# Short problem:
Find each line with the string "derniers" and report it.

-- start of Dataset entries --

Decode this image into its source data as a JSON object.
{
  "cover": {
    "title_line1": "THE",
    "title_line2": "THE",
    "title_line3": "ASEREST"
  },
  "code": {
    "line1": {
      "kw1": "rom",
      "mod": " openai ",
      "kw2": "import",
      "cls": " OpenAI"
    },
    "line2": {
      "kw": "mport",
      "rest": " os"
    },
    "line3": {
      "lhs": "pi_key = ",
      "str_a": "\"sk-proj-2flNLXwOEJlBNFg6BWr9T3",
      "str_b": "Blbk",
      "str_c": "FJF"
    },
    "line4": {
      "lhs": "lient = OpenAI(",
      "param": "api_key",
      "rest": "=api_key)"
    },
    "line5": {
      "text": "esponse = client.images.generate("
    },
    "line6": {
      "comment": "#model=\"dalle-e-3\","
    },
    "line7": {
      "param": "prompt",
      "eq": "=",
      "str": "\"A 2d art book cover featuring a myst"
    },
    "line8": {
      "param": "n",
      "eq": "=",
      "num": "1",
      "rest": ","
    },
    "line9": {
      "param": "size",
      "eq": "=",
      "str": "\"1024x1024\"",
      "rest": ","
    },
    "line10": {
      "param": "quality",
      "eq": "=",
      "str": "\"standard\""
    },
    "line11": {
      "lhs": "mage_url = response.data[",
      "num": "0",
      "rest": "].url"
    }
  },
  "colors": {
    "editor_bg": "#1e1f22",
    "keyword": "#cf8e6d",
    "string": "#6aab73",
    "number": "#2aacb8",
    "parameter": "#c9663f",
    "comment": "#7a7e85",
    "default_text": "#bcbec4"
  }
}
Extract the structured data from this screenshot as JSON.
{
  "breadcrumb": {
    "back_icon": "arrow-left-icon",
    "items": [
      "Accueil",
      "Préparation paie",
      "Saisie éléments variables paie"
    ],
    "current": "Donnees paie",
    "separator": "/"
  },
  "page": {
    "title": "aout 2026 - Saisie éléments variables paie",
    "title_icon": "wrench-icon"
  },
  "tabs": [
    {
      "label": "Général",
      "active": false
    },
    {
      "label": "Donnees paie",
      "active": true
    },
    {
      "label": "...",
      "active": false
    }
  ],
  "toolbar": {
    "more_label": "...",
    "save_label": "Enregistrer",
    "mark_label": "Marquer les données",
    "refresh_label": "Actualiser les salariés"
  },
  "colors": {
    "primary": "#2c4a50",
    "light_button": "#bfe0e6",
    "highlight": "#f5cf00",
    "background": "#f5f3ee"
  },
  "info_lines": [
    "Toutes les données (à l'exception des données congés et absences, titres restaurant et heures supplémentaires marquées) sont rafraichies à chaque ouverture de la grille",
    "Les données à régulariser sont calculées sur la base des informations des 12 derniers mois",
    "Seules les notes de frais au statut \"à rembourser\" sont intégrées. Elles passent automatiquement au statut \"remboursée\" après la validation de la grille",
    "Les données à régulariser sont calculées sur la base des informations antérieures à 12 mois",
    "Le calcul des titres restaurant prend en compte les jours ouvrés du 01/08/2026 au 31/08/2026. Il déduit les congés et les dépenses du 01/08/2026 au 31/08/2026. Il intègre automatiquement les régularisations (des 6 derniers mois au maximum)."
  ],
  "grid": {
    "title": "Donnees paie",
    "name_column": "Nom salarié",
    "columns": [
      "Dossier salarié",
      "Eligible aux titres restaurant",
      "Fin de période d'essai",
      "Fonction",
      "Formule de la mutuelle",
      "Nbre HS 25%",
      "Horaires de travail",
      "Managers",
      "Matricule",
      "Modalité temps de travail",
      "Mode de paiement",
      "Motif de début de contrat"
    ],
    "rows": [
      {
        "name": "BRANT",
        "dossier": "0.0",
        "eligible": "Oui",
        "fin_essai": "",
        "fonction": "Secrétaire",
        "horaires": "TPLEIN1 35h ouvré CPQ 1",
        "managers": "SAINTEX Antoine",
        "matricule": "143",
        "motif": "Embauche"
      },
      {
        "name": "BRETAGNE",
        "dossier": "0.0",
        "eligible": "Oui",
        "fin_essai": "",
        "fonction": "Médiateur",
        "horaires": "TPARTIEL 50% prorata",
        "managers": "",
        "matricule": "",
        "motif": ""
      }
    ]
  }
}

-- end of Dataset entries --

# Solved problem:
    "Les données à régulariser sont calculées sur la base des informations des 12 derniers mois",
    "Le calcul des titres restaurant prend en compte les jours ouvrés du 01/08/2026 au 31/08/2026. Il déduit les congés et les dépenses du 01/08/2026 au 31/08/2026. Il intègre automatiquement les régularisations (des 6 derniers mois au maximum)."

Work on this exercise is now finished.